### Prompt:
Copy the data below exactly, omitting any picture it contains.

··· Information shown

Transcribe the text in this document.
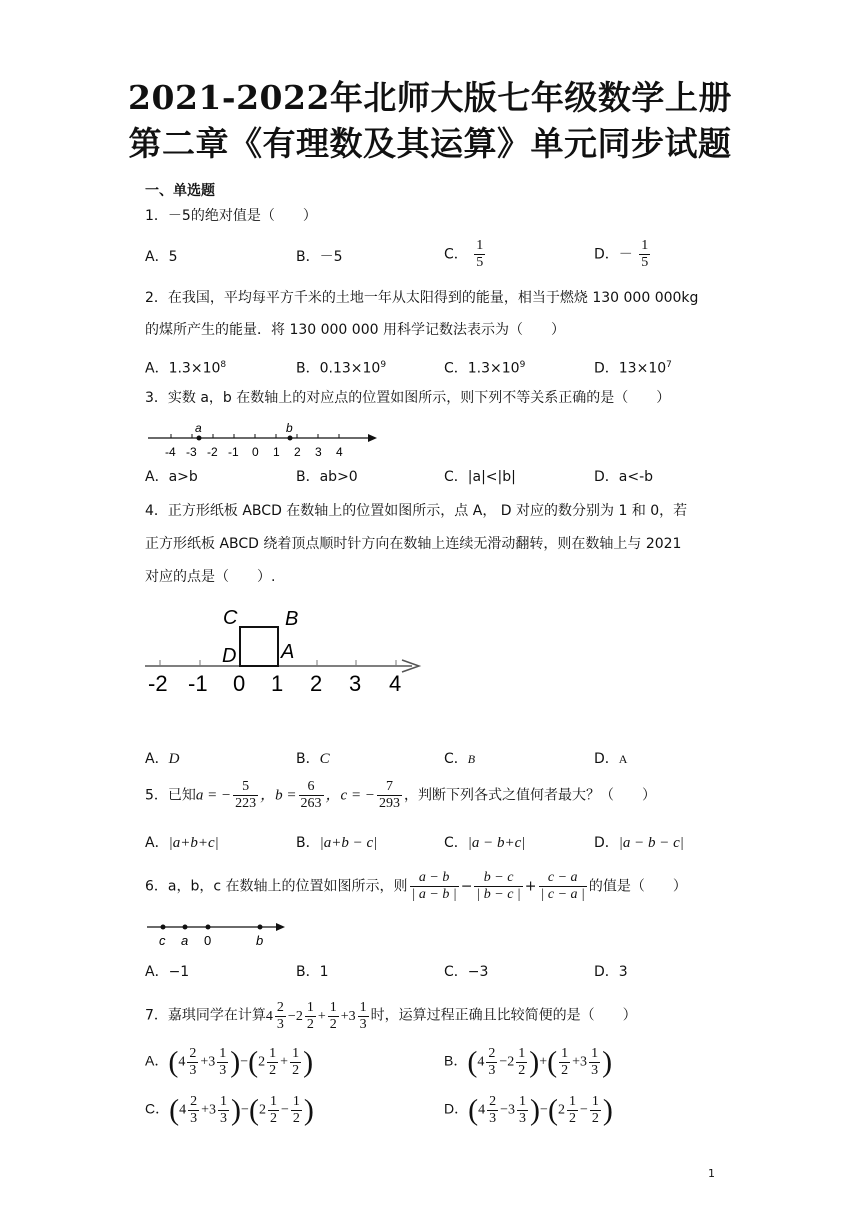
2021-2022年北师大版七年级数学上册
第二章《有理数及其运算》单元同步试题
一、单选题
1．－5的绝对值是（　　）
A．5	B．－5	C． $\frac{1}{5}$	D．－ $\frac{1}{5}$
2．在我国，平均每平方千米的土地一年从太阳得到的能量，相当于燃烧 130 000 000kg
的煤所产生的能量．将 130 000 000 用科学记数法表示为（　　）
A．$1.3\times 10^8$	B．$0.13\times 10^9$	C．$1.3\times 10^9$	D．$13\times 10^7$
3．实数 a，b 在数轴上的对应点的位置如图所示，则下列不等关系正确的是（　　）
a	b
-4 -3 -2 -1 0 1 2 3 4
A．a>b	B．ab>0	C．|a|<|b|	D．a<-b
4．正方形纸板 ABCD 在数轴上的位置如图所示，点 A， D 对应的数分别为 1 和 0，若
正方形纸板 ABCD 绕着顶点顺时针方向在数轴上连续无滑动翻转，则在数轴上与 2021
对应的点是（　　）.
C B
D A
-2 -1 0 1 2 3 4
A．D	B．C	C．B	D．A
5．已知a = − $\frac{5}{223}$ ，$b = \frac{6}{263}$ ，c = − $\frac{7}{293}$ ，判断下列各式之值何者最大？（　　）
A．|a+b+c|	B．|a+b − c|	C．|a − b+c|	D．|a − b − c|
6．a，b，c 在数轴上的位置如图所示，则 $\frac{a - b}{| a - b |} - \frac{b - c}{| b - c |} + \frac{c - a}{| c - a |}$ 的值是（　　）
c a 0	b
A．−1	B．1	C．−3	D．3
7．嘉琪同学在计算$4 \frac{2}{3} -2 \frac{1}{2} + \frac{1}{2} +3 \frac{1}{3}$ 时，运算过程正确且比较简便的是（　　）
A．$(4 \frac{2}{3} +3 \frac{1}{3} )-(2 \frac{1}{2} + \frac{1}{2}$ )	B．($4 \frac{2}{3} -2 \frac{1}{2}$ )+( $\frac{1}{2} +3 \frac{1}{3}$ )
C．$(4 \frac{2}{3} +3 \frac{1}{3} )-(2 \frac{1}{2} - \frac{1}{2}$ )	D．$(4 \frac{2}{3} -3 \frac{1}{3} )-(2 \frac{1}{2} - \frac{1}{2}$ )
1
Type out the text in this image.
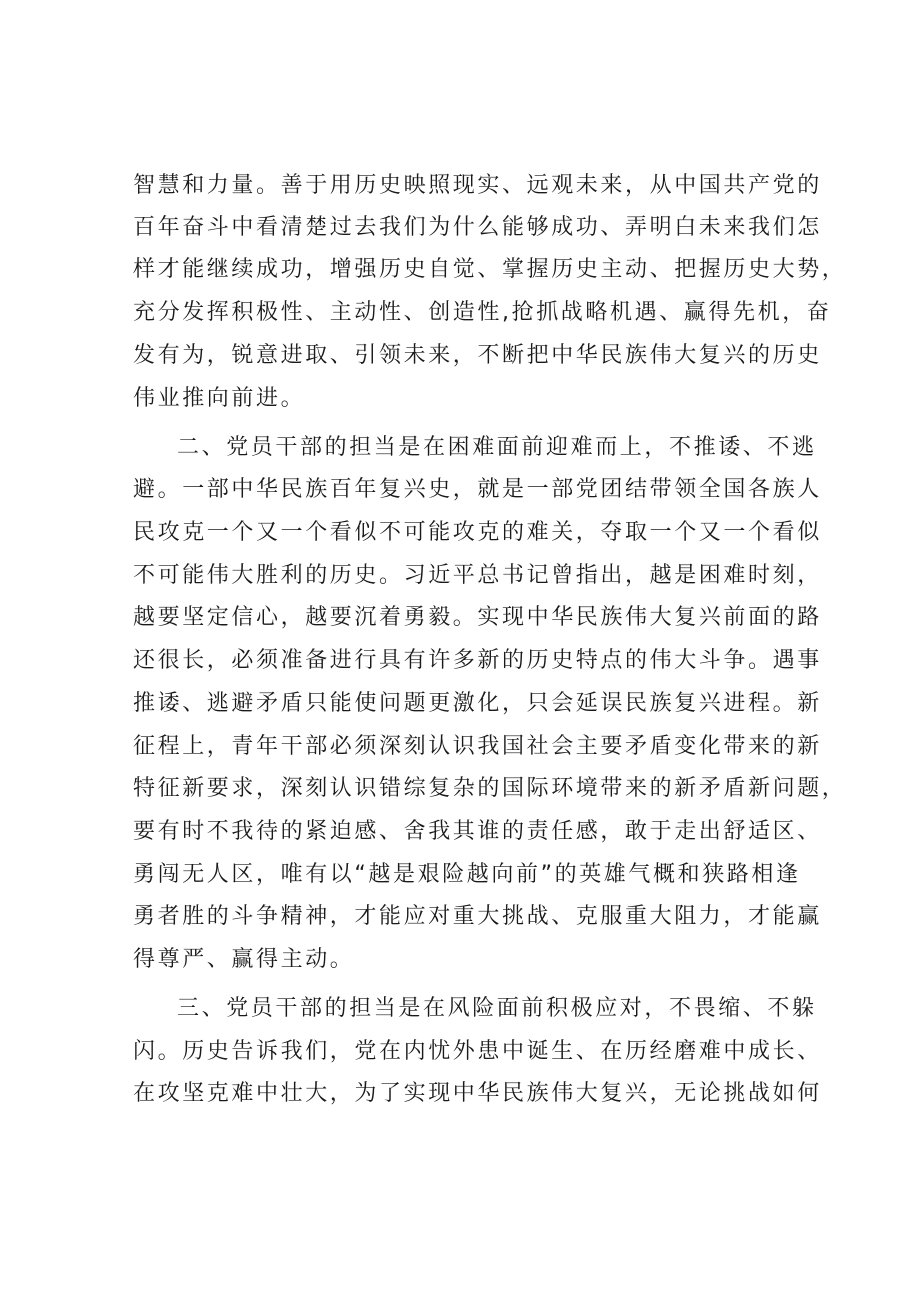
智慧和力量。善于用历史映照现实、远观未来，从中国共产党的
百年奋斗中看清楚过去我们为什么能够成功、弄明白未来我们怎
样才能继续成功，增强历史自觉、掌握历史主动、把握历史大势，
充分发挥积极性、主动性、创造性,抢抓战略机遇、赢得先机，奋
发有为，锐意进取、引领未来，不断把中华民族伟大复兴的历史
伟业推向前进。
二、党员干部的担当是在困难面前迎难而上，不推诿、不逃
避。一部中华民族百年复兴史，就是一部党团结带领全国各族人
民攻克一个又一个看似不可能攻克的难关，夺取一个又一个看似
不可能伟大胜利的历史。习近平总书记曾指出，越是困难时刻，
越要坚定信心，越要沉着勇毅。实现中华民族伟大复兴前面的路
还很长，必须准备进行具有许多新的历史特点的伟大斗争。遇事
推诿、逃避矛盾只能使问题更激化，只会延误民族复兴进程。新
征程上，青年干部必须深刻认识我国社会主要矛盾变化带来的新
特征新要求，深刻认识错综复杂的国际环境带来的新矛盾新问题，
要有时不我待的紧迫感、舍我其谁的责任感，敢于走出舒适区、
勇闯无人区，唯有以“越是艰险越向前”的英雄气概和狭路相逢
勇者胜的斗争精神，才能应对重大挑战、克服重大阻力，才能赢
得尊严、赢得主动。
三、党员干部的担当是在风险面前积极应对，不畏缩、不躲
闪。历史告诉我们，党在内忧外患中诞生、在历经磨难中成长、
在攻坚克难中壮大，为了实现中华民族伟大复兴，无论挑战如何
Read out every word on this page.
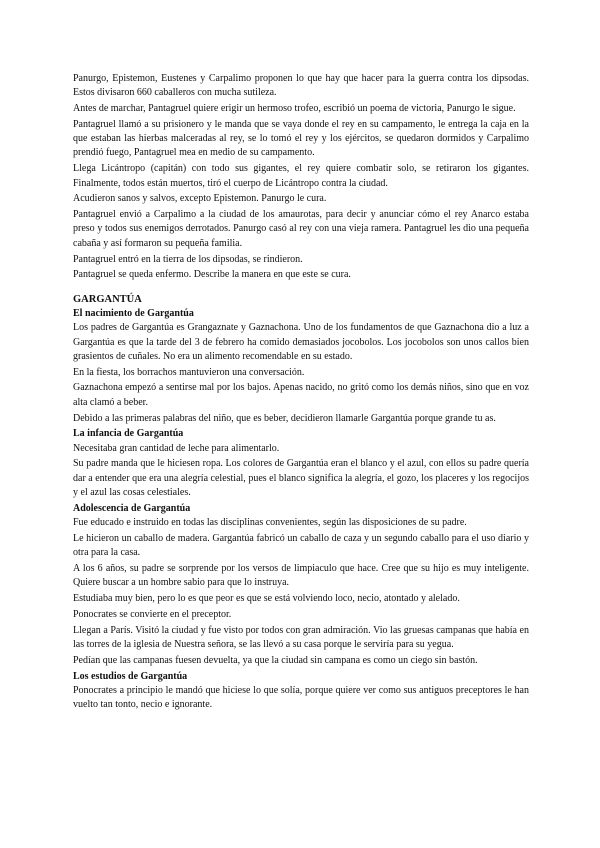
Panurgo, Epistemon, Eustenes y Carpalimo proponen lo que hay que hacer para la guerra contra los dipsodas. Estos divisaron 660 caballeros con mucha sutileza.

Antes de marchar, Pantagruel quiere erigir un hermoso trofeo, escribió un poema de victoria, Panurgo le sigue.

Pantagruel llamó a su prisionero y le manda que se vaya donde el rey en su campamento, le entrega la caja en la que estaban las hierbas malceradas al rey, se lo tomó el rey y los ejércitos, se quedaron dormidos y Carpalimo prendió fuego, Pantagruel mea en medio de su campamento.

Llega Licántropo (capitán) con todo sus gigantes, el rey quiere combatir solo, se retiraron los gigantes. Finalmente, todos están muertos, tiró el cuerpo de Licántropo contra la ciudad.

Acudieron sanos y salvos, excepto Epistemon. Panurgo le cura.

Pantagruel envió a Carpalimo a la ciudad de los amaurotas, para decir y anunciar cómo el rey Anarco estaba preso y todos sus enemigos derrotados. Panurgo casó al rey con una vieja ramera. Pantagruel les dio una pequeña cabaña y así formaron su pequeña familia.

Pantagruel entró en la tierra de los dipsodas, se rindieron.

Pantagruel se queda enfermo. Describe la manera en que este se cura.

GARGANTÚA
El nacimiento de Gargantúa

Los padres de Gargantúa es Grangaznate y Gaznachona. Uno de los fundamentos de que Gaznachona dio a luz a Gargantúa es que la tarde del 3 de febrero ha comido demasiados jocobolos. Los jocobolos son unos callos bien grasientos de cuñales. No era un alimento recomendable en su estado.

En la fiesta, los borrachos mantuvieron una conversación.

Gaznachona empezó a sentirse mal por los bajos. Apenas nacido, no gritó como los demás niños, sino que en voz alta clamó a beber.

Debido a las primeras palabras del niño, que es beber, decidieron llamarle Gargantúa porque grande tu as.

La infancia de Gargantúa

Necesitaba gran cantidad de leche para alimentarlo.

Su padre manda que le hiciesen ropa. Los colores de Gargantúa eran el blanco y el azul, con ellos su padre quería dar a entender que era una alegría celestial, pues el blanco significa la alegría, el gozo, los placeres y los regocijos y el azul las cosas celestiales.

Adolescencia de Gargantúa

Fue educado e instruido en todas las disciplinas convenientes, según las disposiciones de su padre.

Le hicieron un caballo de madera. Gargantúa fabricó un caballo de caza y un segundo caballo para el uso diario y otra para la casa.

A los 6 años, su padre se sorprende por los versos de limpiaculo que hace. Cree que su hijo es muy inteligente. Quiere buscar a un hombre sabio para que lo instruya.

Estudiaba muy bien, pero lo es que peor es que se está volviendo loco, necio, atontado y alelado.

Ponocrates se convierte en el preceptor.

Llegan a París. Visitó la ciudad y fue visto por todos con gran admiración. Vio las gruesas campanas que había en las torres de la iglesia de Nuestra señora, se las llevó a su casa porque le serviría para su yegua.

Pedían que las campanas fuesen devuelta, ya que la ciudad sin campana es como un ciego sin bastón.

Los estudios de Gargantúa

Ponocrates a principio le mandó que hiciese lo que solía, porque quiere ver como sus antiguos preceptores le han vuelto tan tonto, necio e ignorante.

······

### Solution for this exercise:
Transcribe the text in this document.
2021-2022年北师大版七年级数学上册
第二章《有理数及其运算》单元同步试题
一、单选题
1．－5的绝对值是（　　）
A．5	B．－5	C． $\frac{1}{5}$	D．－ $\frac{1}{5}$
2．在我国，平均每平方千米的土地一年从太阳得到的能量，相当于燃烧 130 000 000kg
的煤所产生的能量．将 130 000 000 用科学记数法表示为（　　）
A．$1.3\times 10^8$	B．$0.13\times 10^9$	C．$1.3\times 10^9$	D．$13\times 10^7$
3．实数 a，b 在数轴上的对应点的位置如图所示，则下列不等关系正确的是（　　）
a	b
-4 -3 -2 -1 0 1 2 3 4
A．a>b	B．ab>0	C．|a|<|b|	D．a<-b
4．正方形纸板 ABCD 在数轴上的位置如图所示，点 A， D 对应的数分别为 1 和 0，若
正方形纸板 ABCD 绕着顶点顺时针方向在数轴上连续无滑动翻转，则在数轴上与 2021
对应的点是（　　）.
C B
D A
-2 -1 0 1 2 3 4
A．D	B．C	C．B	D．A
5．已知a = − $\frac{5}{223}$ ，$b = \frac{6}{263}$ ，c = − $\frac{7}{293}$ ，判断下列各式之值何者最大？（　　）
A．|a+b+c|	B．|a+b − c|	C．|a − b+c|	D．|a − b − c|
6．a，b，c 在数轴上的位置如图所示，则 $\frac{a - b}{| a - b |} - \frac{b - c}{| b - c |} + \frac{c - a}{| c - a |}$ 的值是（　　）
c a 0	b
A．−1	B．1	C．−3	D．3
7．嘉琪同学在计算$4 \frac{2}{3} -2 \frac{1}{2} + \frac{1}{2} +3 \frac{1}{3}$ 时，运算过程正确且比较简便的是（　　）
A．$(4 \frac{2}{3} +3 \frac{1}{3} )-(2 \frac{1}{2} + \frac{1}{2}$ )	B．($4 \frac{2}{3} -2 \frac{1}{2}$ )+( $\frac{1}{2} +3 \frac{1}{3}$ )
C．$(4 \frac{2}{3} +3 \frac{1}{3} )-(2 \frac{1}{2} - \frac{1}{2}$ )	D．$(4 \frac{2}{3} -3 \frac{1}{3} )-(2 \frac{1}{2} - \frac{1}{2}$ )
1
Type out the text in this image.
智慧和力量。善于用历史映照现实、远观未来，从中国共产党的
百年奋斗中看清楚过去我们为什么能够成功、弄明白未来我们怎
样才能继续成功，增强历史自觉、掌握历史主动、把握历史大势，
充分发挥积极性、主动性、创造性,抢抓战略机遇、赢得先机，奋
发有为，锐意进取、引领未来，不断把中华民族伟大复兴的历史
伟业推向前进。
二、党员干部的担当是在困难面前迎难而上，不推诿、不逃
避。一部中华民族百年复兴史，就是一部党团结带领全国各族人
民攻克一个又一个看似不可能攻克的难关，夺取一个又一个看似
不可能伟大胜利的历史。习近平总书记曾指出，越是困难时刻，
越要坚定信心，越要沉着勇毅。实现中华民族伟大复兴前面的路
还很长，必须准备进行具有许多新的历史特点的伟大斗争。遇事
推诿、逃避矛盾只能使问题更激化，只会延误民族复兴进程。新
征程上，青年干部必须深刻认识我国社会主要矛盾变化带来的新
特征新要求，深刻认识错综复杂的国际环境带来的新矛盾新问题，
要有时不我待的紧迫感、舍我其谁的责任感，敢于走出舒适区、
勇闯无人区，唯有以“越是艰险越向前”的英雄气概和狭路相逢
勇者胜的斗争精神，才能应对重大挑战、克服重大阻力，才能赢
得尊严、赢得主动。
三、党员干部的担当是在风险面前积极应对，不畏缩、不躲
闪。历史告诉我们，党在内忧外患中诞生、在历经磨难中成长、
在攻坚克难中壮大，为了实现中华民族伟大复兴，无论挑战如何
Read out every word on this page.
Panurgo, Epistemon, Eustenes y Carpalimo proponen lo que hay que hacer para la guerra contra los dipsodas. Estos divisaron 660 caballeros con mucha sutileza.

Antes de marchar, Pantagruel quiere erigir un hermoso trofeo, escribió un poema de victoria, Panurgo le sigue.

Pantagruel llamó a su prisionero y le manda que se vaya donde el rey en su campamento, le entrega la caja en la que estaban las hierbas malceradas al rey, se lo tomó el rey y los ejércitos, se quedaron dormidos y Carpalimo prendió fuego, Pantagruel mea en medio de su campamento.

Llega Licántropo (capitán) con todo sus gigantes, el rey quiere combatir solo, se retiraron los gigantes. Finalmente, todos están muertos, tiró el cuerpo de Licántropo contra la ciudad.

Acudieron sanos y salvos, excepto Epistemon. Panurgo le cura.

Pantagruel envió a Carpalimo a la ciudad de los amaurotas, para decir y anunciar cómo el rey Anarco estaba preso y todos sus enemigos derrotados. Panurgo casó al rey con una vieja ramera. Pantagruel les dio una pequeña cabaña y así formaron su pequeña familia.

Pantagruel entró en la tierra de los dipsodas, se rindieron.

Pantagruel se queda enfermo. Describe la manera en que este se cura.

GARGANTÚA
El nacimiento de Gargantúa

Los padres de Gargantúa es Grangaznate y Gaznachona. Uno de los fundamentos de que Gaznachona dio a luz a Gargantúa es que la tarde del 3 de febrero ha comido demasiados jocobolos. Los jocobolos son unos callos bien grasientos de cuñales. No era un alimento recomendable en su estado.

En la fiesta, los borrachos mantuvieron una conversación.

Gaznachona empezó a sentirse mal por los bajos. Apenas nacido, no gritó como los demás niños, sino que en voz alta clamó a beber.

Debido a las primeras palabras del niño, que es beber, decidieron llamarle Gargantúa porque grande tu as.

La infancia de Gargantúa

Necesitaba gran cantidad de leche para alimentarlo.

Su padre manda que le hiciesen ropa. Los colores de Gargantúa eran el blanco y el azul, con ellos su padre quería dar a entender que era una alegría celestial, pues el blanco significa la alegría, el gozo, los placeres y los regocijos y el azul las cosas celestiales.

Adolescencia de Gargantúa

Fue educado e instruido en todas las disciplinas convenientes, según las disposiciones de su padre.

Le hicieron un caballo de madera. Gargantúa fabricó un caballo de caza y un segundo caballo para el uso diario y otra para la casa.

A los 6 años, su padre se sorprende por los versos de limpiaculo que hace. Cree que su hijo es muy inteligente. Quiere buscar a un hombre sabio para que lo instruya.

Estudiaba muy bien, pero lo es que peor es que se está volviendo loco, necio, atontado y alelado.

Ponocrates se convierte en el preceptor.

Llegan a París. Visitó la ciudad y fue visto por todos con gran admiración. Vio las gruesas campanas que había en las torres de la iglesia de Nuestra señora, se las llevó a su casa porque le serviría para su yegua.

Pedían que las campanas fuesen devuelta, ya que la ciudad sin campana es como un ciego sin bastón.

Los estudios de Gargantúa

Ponocrates a principio le mandó que hiciese lo que solía, porque quiere ver como sus antiguos preceptores le han vuelto tan tonto, necio e ignorante.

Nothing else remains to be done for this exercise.